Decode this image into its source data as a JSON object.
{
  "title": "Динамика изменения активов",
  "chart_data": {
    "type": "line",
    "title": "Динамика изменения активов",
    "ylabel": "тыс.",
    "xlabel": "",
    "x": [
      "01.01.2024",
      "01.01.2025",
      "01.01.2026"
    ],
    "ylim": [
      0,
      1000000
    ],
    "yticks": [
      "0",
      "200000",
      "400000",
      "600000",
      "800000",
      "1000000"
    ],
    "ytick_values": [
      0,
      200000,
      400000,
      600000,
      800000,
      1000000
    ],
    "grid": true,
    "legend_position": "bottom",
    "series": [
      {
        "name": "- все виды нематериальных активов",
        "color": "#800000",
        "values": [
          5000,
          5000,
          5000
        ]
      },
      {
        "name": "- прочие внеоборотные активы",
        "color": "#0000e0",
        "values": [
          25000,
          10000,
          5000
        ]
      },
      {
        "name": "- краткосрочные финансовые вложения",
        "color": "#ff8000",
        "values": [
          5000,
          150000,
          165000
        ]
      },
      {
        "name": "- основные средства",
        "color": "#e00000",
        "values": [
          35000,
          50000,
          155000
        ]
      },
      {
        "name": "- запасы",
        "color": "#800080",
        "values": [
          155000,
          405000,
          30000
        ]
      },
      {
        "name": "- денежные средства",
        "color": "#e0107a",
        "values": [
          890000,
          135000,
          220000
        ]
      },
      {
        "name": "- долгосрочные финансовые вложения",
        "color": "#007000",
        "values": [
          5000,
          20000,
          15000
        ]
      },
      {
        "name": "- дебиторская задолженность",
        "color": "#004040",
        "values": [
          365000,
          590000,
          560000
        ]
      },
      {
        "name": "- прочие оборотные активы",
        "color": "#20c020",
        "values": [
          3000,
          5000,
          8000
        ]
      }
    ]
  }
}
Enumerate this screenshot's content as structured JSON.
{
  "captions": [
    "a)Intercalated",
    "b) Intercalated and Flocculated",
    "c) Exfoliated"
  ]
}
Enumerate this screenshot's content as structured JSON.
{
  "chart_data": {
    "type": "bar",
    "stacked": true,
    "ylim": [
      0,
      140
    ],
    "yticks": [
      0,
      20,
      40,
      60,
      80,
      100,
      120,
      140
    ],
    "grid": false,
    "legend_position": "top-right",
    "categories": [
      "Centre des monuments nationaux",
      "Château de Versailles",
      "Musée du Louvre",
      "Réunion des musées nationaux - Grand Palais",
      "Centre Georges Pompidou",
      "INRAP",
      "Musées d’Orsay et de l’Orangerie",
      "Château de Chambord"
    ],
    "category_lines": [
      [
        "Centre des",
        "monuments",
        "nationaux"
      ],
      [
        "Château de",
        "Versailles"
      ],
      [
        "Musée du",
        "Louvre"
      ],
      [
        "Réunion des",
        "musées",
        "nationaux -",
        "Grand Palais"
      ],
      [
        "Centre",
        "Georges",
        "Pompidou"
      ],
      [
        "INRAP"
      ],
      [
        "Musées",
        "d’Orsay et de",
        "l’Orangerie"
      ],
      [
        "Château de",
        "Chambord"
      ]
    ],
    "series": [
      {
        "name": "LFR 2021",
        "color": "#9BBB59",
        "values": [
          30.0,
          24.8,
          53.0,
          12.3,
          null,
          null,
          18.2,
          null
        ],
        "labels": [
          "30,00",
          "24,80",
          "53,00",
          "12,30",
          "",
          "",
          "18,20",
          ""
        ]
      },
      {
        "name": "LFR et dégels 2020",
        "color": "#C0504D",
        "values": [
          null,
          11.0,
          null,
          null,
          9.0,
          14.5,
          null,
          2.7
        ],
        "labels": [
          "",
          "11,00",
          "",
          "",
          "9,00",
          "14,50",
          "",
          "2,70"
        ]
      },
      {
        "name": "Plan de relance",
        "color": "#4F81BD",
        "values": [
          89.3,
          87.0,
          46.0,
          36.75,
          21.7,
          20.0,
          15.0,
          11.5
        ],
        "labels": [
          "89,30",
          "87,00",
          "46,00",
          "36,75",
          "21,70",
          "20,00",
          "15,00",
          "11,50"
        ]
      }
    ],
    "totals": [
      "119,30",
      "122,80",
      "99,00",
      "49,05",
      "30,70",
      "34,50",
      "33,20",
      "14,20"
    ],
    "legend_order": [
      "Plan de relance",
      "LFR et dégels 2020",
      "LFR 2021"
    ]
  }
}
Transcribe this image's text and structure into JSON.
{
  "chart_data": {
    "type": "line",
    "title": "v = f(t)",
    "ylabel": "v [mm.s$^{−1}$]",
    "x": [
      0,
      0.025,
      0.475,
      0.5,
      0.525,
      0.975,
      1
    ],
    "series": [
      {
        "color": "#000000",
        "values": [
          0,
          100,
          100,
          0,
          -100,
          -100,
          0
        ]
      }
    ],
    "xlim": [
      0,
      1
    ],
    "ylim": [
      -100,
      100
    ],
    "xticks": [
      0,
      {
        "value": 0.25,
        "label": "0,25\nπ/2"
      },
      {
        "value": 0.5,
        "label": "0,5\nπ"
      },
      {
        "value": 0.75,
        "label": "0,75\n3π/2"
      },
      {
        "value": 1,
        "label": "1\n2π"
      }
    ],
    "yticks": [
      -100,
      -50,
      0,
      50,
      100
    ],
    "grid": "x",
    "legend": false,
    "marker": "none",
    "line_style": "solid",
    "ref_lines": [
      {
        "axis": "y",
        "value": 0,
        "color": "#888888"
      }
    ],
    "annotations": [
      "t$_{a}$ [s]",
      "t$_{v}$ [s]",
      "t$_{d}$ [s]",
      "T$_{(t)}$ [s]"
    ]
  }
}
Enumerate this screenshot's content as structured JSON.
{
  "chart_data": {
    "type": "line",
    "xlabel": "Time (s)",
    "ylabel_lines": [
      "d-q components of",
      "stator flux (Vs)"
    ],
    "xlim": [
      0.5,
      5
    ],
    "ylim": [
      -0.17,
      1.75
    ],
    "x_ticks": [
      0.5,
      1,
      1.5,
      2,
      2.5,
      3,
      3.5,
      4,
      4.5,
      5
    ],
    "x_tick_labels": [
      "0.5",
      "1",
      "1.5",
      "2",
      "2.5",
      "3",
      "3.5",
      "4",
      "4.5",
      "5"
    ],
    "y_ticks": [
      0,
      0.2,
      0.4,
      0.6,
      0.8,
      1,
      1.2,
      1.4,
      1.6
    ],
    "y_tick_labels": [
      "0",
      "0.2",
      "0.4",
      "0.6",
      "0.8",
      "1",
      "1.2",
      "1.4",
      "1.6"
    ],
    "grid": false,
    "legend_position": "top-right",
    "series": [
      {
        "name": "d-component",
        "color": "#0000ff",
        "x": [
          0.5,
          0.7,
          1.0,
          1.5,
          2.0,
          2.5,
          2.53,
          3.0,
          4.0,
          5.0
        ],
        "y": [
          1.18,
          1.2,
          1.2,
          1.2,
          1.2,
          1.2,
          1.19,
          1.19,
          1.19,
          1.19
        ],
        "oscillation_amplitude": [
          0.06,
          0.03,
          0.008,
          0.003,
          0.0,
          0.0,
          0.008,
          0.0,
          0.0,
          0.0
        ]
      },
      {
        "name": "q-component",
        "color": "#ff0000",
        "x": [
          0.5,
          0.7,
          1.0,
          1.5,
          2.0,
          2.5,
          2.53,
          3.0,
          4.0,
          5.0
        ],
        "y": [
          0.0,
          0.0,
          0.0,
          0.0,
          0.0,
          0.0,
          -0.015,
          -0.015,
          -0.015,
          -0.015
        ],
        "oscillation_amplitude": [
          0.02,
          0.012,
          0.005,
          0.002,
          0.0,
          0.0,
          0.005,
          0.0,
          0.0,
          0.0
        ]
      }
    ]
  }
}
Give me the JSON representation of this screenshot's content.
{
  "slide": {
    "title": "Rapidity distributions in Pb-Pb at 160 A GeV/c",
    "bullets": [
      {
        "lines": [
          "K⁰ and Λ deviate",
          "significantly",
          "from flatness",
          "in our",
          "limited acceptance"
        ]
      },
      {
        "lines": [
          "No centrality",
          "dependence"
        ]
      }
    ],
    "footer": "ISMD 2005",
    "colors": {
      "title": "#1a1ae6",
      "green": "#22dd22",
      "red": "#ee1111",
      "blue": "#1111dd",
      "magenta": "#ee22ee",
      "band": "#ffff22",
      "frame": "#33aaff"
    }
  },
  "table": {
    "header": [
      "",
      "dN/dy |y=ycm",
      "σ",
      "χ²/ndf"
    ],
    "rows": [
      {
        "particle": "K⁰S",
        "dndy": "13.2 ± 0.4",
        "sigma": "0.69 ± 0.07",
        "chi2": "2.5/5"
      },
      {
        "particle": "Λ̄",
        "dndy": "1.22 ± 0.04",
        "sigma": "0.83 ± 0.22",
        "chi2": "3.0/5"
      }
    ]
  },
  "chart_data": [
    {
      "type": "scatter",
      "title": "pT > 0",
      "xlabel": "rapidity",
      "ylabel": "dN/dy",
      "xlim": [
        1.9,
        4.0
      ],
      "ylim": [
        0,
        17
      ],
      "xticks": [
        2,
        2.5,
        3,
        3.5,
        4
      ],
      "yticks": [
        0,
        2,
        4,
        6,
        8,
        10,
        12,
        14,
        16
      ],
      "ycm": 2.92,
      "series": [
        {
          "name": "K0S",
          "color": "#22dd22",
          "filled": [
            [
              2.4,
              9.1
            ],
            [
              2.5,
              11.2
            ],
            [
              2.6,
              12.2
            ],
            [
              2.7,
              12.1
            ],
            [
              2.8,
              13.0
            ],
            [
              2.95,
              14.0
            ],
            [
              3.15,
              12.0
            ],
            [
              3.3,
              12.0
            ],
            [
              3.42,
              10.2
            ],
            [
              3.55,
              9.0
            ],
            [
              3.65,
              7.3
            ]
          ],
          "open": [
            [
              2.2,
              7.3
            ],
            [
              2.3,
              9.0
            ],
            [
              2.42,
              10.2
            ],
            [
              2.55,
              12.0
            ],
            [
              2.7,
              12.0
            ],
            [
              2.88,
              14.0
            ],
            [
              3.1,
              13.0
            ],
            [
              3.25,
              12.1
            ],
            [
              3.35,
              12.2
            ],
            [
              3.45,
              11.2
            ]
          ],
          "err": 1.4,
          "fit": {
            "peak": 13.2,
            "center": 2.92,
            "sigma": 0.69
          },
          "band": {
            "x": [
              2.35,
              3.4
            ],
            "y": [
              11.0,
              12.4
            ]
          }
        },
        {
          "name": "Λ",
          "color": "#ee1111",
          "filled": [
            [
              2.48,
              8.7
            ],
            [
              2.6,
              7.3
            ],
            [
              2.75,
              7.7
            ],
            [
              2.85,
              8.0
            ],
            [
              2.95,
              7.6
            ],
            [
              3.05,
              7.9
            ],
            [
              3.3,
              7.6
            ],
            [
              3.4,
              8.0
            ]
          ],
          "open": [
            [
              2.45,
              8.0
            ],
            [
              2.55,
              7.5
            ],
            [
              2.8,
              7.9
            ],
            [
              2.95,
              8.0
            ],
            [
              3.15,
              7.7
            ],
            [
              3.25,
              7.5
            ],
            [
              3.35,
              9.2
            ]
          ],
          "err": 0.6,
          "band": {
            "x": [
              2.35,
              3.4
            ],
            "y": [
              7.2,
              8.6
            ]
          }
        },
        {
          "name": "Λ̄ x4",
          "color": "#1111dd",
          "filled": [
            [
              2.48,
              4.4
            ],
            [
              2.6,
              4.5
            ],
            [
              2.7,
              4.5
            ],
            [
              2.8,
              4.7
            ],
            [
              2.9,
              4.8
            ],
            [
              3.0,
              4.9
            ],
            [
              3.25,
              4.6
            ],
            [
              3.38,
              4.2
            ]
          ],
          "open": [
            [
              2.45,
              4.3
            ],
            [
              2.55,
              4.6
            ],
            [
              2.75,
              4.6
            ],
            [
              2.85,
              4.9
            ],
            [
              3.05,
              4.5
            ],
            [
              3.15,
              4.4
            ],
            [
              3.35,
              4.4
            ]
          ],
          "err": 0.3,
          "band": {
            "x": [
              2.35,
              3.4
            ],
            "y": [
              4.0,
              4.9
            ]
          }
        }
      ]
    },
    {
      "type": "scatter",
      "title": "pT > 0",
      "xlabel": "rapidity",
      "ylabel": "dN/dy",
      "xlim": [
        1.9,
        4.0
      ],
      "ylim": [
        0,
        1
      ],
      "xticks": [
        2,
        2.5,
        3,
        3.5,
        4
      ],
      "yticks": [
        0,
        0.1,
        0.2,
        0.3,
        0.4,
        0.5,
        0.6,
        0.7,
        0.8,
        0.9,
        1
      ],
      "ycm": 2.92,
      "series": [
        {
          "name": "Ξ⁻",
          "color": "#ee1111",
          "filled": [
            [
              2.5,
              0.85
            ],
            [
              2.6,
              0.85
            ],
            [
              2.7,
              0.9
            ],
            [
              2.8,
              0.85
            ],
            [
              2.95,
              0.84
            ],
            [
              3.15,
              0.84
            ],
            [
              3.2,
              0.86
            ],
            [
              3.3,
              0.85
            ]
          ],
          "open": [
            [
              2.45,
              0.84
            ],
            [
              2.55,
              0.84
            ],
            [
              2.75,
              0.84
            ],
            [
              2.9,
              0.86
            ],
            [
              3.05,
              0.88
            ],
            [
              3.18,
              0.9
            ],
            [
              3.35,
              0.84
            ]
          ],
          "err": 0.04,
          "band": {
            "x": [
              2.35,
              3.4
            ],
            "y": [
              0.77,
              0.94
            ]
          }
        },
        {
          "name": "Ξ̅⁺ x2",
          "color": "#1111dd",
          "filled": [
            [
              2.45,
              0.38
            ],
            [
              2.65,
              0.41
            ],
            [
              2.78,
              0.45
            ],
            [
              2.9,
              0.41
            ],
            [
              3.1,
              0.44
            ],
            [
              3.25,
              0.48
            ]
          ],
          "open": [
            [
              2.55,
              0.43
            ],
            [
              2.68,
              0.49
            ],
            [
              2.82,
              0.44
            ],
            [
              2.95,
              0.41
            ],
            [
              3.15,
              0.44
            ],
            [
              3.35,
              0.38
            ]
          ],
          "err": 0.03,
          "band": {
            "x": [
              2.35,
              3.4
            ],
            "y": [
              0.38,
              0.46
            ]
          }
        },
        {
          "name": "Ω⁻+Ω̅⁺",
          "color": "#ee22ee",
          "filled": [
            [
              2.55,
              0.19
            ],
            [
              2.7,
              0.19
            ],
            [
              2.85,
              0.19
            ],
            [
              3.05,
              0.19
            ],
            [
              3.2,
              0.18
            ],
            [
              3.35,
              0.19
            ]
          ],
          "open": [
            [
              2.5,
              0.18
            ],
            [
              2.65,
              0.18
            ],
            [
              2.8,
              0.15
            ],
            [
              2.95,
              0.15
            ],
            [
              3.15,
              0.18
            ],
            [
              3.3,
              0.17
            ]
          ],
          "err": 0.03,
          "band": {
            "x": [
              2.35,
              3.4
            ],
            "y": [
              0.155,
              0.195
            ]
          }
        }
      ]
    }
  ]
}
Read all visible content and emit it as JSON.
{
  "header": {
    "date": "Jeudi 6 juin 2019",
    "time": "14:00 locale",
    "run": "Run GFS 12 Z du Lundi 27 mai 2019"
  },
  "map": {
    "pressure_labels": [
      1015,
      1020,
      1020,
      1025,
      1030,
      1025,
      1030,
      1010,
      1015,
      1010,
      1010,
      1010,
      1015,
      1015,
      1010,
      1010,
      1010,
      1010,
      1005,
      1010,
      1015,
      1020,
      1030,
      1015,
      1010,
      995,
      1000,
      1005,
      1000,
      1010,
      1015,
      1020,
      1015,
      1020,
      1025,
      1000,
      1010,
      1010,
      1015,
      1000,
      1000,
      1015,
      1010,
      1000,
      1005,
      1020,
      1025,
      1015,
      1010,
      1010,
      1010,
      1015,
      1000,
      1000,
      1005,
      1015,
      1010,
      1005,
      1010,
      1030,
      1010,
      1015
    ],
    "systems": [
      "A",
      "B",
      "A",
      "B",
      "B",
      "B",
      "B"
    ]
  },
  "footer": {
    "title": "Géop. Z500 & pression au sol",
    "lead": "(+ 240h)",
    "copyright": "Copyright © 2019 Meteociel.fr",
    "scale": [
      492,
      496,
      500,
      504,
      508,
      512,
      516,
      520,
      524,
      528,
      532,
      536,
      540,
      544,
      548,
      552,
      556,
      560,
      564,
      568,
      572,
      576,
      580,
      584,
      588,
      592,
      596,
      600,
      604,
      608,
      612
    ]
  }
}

▸ TASK DESCRIPTION
List all lines above in which the string "dégels" appears.

▸ TASK RESULT
        "name": "LFR et dégels 2020",
      "LFR et dégels 2020",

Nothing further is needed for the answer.